Instructions to follow: Skip every picture and transcribe the remaining material exactly.

Dataset records:
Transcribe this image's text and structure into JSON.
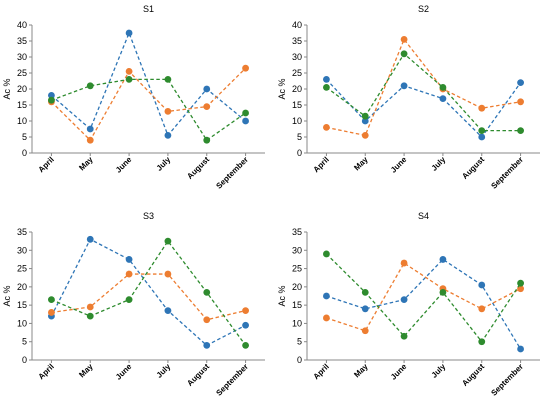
{
  "colors": {
    "blue": "#2e75b6",
    "orange": "#ed7d31",
    "green": "#2e8b2e"
  },
  "chart_data": [
    {
      "type": "line",
      "title": "S1",
      "ylabel": "Ac %",
      "ylim": [
        0,
        40
      ],
      "yticks": [
        0,
        5,
        10,
        15,
        20,
        25,
        30,
        35,
        40
      ],
      "categories": [
        "April",
        "May",
        "June",
        "July",
        "August",
        "September"
      ],
      "series": [
        {
          "color": "#2e75b6",
          "values": [
            18,
            7.5,
            37.5,
            5.5,
            20,
            10
          ]
        },
        {
          "color": "#ed7d31",
          "values": [
            16,
            4,
            25.5,
            13,
            14.5,
            26.5
          ]
        },
        {
          "color": "#2e8b2e",
          "values": [
            16.5,
            21,
            23,
            23,
            4,
            12.5
          ]
        }
      ]
    },
    {
      "type": "line",
      "title": "S2",
      "ylabel": "Ac %",
      "ylim": [
        0,
        40
      ],
      "yticks": [
        0,
        5,
        10,
        15,
        20,
        25,
        30,
        35,
        40
      ],
      "categories": [
        "April",
        "May",
        "June",
        "July",
        "August",
        "September"
      ],
      "series": [
        {
          "color": "#2e75b6",
          "values": [
            23,
            10,
            21,
            17,
            5,
            22
          ]
        },
        {
          "color": "#ed7d31",
          "values": [
            8,
            5.5,
            35.5,
            20,
            14,
            16
          ]
        },
        {
          "color": "#2e8b2e",
          "values": [
            20.5,
            11.5,
            31,
            20.5,
            7,
            7
          ]
        }
      ]
    },
    {
      "type": "line",
      "title": "S3",
      "ylabel": "Ac %",
      "ylim": [
        0,
        35
      ],
      "yticks": [
        0,
        5,
        10,
        15,
        20,
        25,
        30,
        35
      ],
      "categories": [
        "April",
        "May",
        "June",
        "July",
        "August",
        "September"
      ],
      "series": [
        {
          "color": "#2e75b6",
          "values": [
            12,
            33,
            27.5,
            13.5,
            4,
            9.5
          ]
        },
        {
          "color": "#ed7d31",
          "values": [
            13,
            14.5,
            23.5,
            23.5,
            11,
            13.5
          ]
        },
        {
          "color": "#2e8b2e",
          "values": [
            16.5,
            12,
            16.5,
            32.5,
            18.5,
            4
          ]
        }
      ]
    },
    {
      "type": "line",
      "title": "S4",
      "ylabel": "Ac %",
      "ylim": [
        0,
        35
      ],
      "yticks": [
        0,
        5,
        10,
        15,
        20,
        25,
        30,
        35
      ],
      "categories": [
        "April",
        "May",
        "June",
        "July",
        "August",
        "September"
      ],
      "series": [
        {
          "color": "#2e75b6",
          "values": [
            17.5,
            14,
            16.5,
            27.5,
            20.5,
            3
          ]
        },
        {
          "color": "#ed7d31",
          "values": [
            11.5,
            8,
            26.5,
            19.5,
            14,
            19.5
          ]
        },
        {
          "color": "#2e8b2e",
          "values": [
            29,
            18.5,
            6.5,
            18.5,
            5,
            21
          ]
        }
      ]
    }
  ]
}
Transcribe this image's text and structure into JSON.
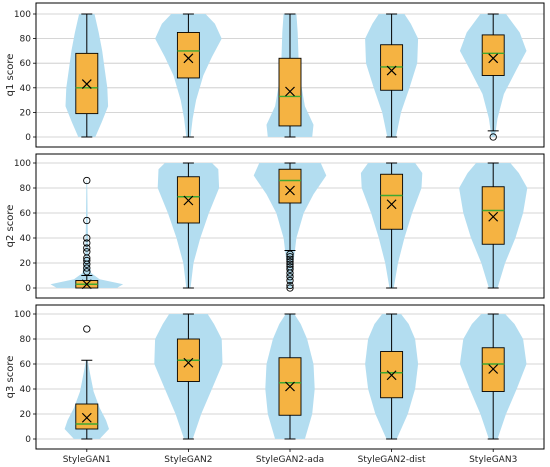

Exercise result:
Transcribe this image's text and structure into JSON.
{
  "colors": {
    "blue": "#2e75b6",
    "orange": "#ed7d31",
    "green": "#2e8b2e"
  },
  "chart_data": [
    {
      "type": "line",
      "title": "S1",
      "ylabel": "Ac %",
      "ylim": [
        0,
        40
      ],
      "yticks": [
        0,
        5,
        10,
        15,
        20,
        25,
        30,
        35,
        40
      ],
      "categories": [
        "April",
        "May",
        "June",
        "July",
        "August",
        "September"
      ],
      "series": [
        {
          "color": "#2e75b6",
          "values": [
            18,
            7.5,
            37.5,
            5.5,
            20,
            10
          ]
        },
        {
          "color": "#ed7d31",
          "values": [
            16,
            4,
            25.5,
            13,
            14.5,
            26.5
          ]
        },
        {
          "color": "#2e8b2e",
          "values": [
            16.5,
            21,
            23,
            23,
            4,
            12.5
          ]
        }
      ]
    },
    {
      "type": "line",
      "title": "S2",
      "ylabel": "Ac %",
      "ylim": [
        0,
        40
      ],
      "yticks": [
        0,
        5,
        10,
        15,
        20,
        25,
        30,
        35,
        40
      ],
      "categories": [
        "April",
        "May",
        "June",
        "July",
        "August",
        "September"
      ],
      "series": [
        {
          "color": "#2e75b6",
          "values": [
            23,
            10,
            21,
            17,
            5,
            22
          ]
        },
        {
          "color": "#ed7d31",
          "values": [
            8,
            5.5,
            35.5,
            20,
            14,
            16
          ]
        },
        {
          "color": "#2e8b2e",
          "values": [
            20.5,
            11.5,
            31,
            20.5,
            7,
            7
          ]
        }
      ]
    },
    {
      "type": "line",
      "title": "S3",
      "ylabel": "Ac %",
      "ylim": [
        0,
        35
      ],
      "yticks": [
        0,
        5,
        10,
        15,
        20,
        25,
        30,
        35
      ],
      "categories": [
        "April",
        "May",
        "June",
        "July",
        "August",
        "September"
      ],
      "series": [
        {
          "color": "#2e75b6",
          "values": [
            12,
            33,
            27.5,
            13.5,
            4,
            9.5
          ]
        },
        {
          "color": "#ed7d31",
          "values": [
            13,
            14.5,
            23.5,
            23.5,
            11,
            13.5
          ]
        },
        {
          "color": "#2e8b2e",
          "values": [
            16.5,
            12,
            16.5,
            32.5,
            18.5,
            4
          ]
        }
      ]
    },
    {
      "type": "line",
      "title": "S4",
      "ylabel": "Ac %",
      "ylim": [
        0,
        35
      ],
      "yticks": [
        0,
        5,
        10,
        15,
        20,
        25,
        30,
        35
      ],
      "categories": [
        "April",
        "May",
        "June",
        "July",
        "August",
        "September"
      ],
      "series": [
        {
          "color": "#2e75b6",
          "values": [
            17.5,
            14,
            16.5,
            27.5,
            20.5,
            3
          ]
        },
        {
          "color": "#ed7d31",
          "values": [
            11.5,
            8,
            26.5,
            19.5,
            14,
            19.5
          ]
        },
        {
          "color": "#2e8b2e",
          "values": [
            29,
            18.5,
            6.5,
            18.5,
            5,
            21
          ]
        }
      ]
    }
  ]
}
Transcribe this image's text and structure into JSON.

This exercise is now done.